§ PROMPT
Write out the whole listing exactly as it stands.

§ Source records
━━━━━━━━━━
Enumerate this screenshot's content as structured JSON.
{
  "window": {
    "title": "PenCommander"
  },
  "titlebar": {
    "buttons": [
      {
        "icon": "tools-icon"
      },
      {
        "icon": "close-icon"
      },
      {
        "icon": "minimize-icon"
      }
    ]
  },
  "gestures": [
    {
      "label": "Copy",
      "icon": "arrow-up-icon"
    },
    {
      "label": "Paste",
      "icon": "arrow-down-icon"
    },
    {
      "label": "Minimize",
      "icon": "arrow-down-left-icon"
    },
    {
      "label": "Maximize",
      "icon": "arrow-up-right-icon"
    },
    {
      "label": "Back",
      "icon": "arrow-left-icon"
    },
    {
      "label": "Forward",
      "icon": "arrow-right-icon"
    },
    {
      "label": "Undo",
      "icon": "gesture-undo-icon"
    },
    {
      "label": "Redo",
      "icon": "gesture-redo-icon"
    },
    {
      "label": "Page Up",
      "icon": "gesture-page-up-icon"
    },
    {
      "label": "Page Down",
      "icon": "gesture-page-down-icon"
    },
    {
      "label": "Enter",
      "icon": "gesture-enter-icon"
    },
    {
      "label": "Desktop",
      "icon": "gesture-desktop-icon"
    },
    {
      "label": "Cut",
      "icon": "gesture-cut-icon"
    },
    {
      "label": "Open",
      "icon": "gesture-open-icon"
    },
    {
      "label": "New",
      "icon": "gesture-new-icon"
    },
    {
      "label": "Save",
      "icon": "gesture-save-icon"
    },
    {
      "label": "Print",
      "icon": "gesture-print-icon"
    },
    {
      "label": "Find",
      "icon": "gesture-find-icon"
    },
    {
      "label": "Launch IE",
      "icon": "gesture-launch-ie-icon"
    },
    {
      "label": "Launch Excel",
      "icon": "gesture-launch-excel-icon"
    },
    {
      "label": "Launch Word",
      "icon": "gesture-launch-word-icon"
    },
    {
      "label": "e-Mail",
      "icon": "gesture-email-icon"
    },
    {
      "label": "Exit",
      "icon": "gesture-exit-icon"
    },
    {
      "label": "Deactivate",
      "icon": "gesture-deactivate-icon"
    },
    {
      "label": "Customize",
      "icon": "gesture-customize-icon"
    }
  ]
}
━━━━━━━━━━
§ FINISHED EXERCISE
Enumerate this screenshot's content as structured JSON.
{
  "window": {
    "title": "PenCommander"
  },
  "titlebar": {
    "buttons": [
      {
        "icon": "tools-icon"
      },
      {
        "icon": "close-icon"
      },
      {
        "icon": "minimize-icon"
      }
    ]
  },
  "gestures": [
    {
      "label": "Copy",
      "icon": "arrow-up-icon"
    },
    {
      "label": "Paste",
      "icon": "arrow-down-icon"
    },
    {
      "label": "Minimize",
      "icon": "arrow-down-left-icon"
    },
    {
      "label": "Maximize",
      "icon": "arrow-up-right-icon"
    },
    {
      "label": "Back",
      "icon": "arrow-left-icon"
    },
    {
      "label": "Forward",
      "icon": "arrow-right-icon"
    },
    {
      "label": "Undo",
      "icon": "gesture-undo-icon"
    },
    {
      "label": "Redo",
      "icon": "gesture-redo-icon"
    },
    {
      "label": "Page Up",
      "icon": "gesture-page-up-icon"
    },
    {
      "label": "Page Down",
      "icon": "gesture-page-down-icon"
    },
    {
      "label": "Enter",
      "icon": "gesture-enter-icon"
    },
    {
      "label": "Desktop",
      "icon": "gesture-desktop-icon"
    },
    {
      "label": "Cut",
      "icon": "gesture-cut-icon"
    },
    {
      "label": "Open",
      "icon": "gesture-open-icon"
    },
    {
      "label": "New",
      "icon": "gesture-new-icon"
    },
    {
      "label": "Save",
      "icon": "gesture-save-icon"
    },
    {
      "label": "Print",
      "icon": "gesture-print-icon"
    },
    {
      "label": "Find",
      "icon": "gesture-find-icon"
    },
    {
      "label": "Launch IE",
      "icon": "gesture-launch-ie-icon"
    },
    {
      "label": "Launch Excel",
      "icon": "gesture-launch-excel-icon"
    },
    {
      "label": "Launch Word",
      "icon": "gesture-launch-word-icon"
    },
    {
      "label": "e-Mail",
      "icon": "gesture-email-icon"
    },
    {
      "label": "Exit",
      "icon": "gesture-exit-icon"
    },
    {
      "label": "Deactivate",
      "icon": "gesture-deactivate-icon"
    },
    {
      "label": "Customize",
      "icon": "gesture-customize-icon"
    }
  ]
}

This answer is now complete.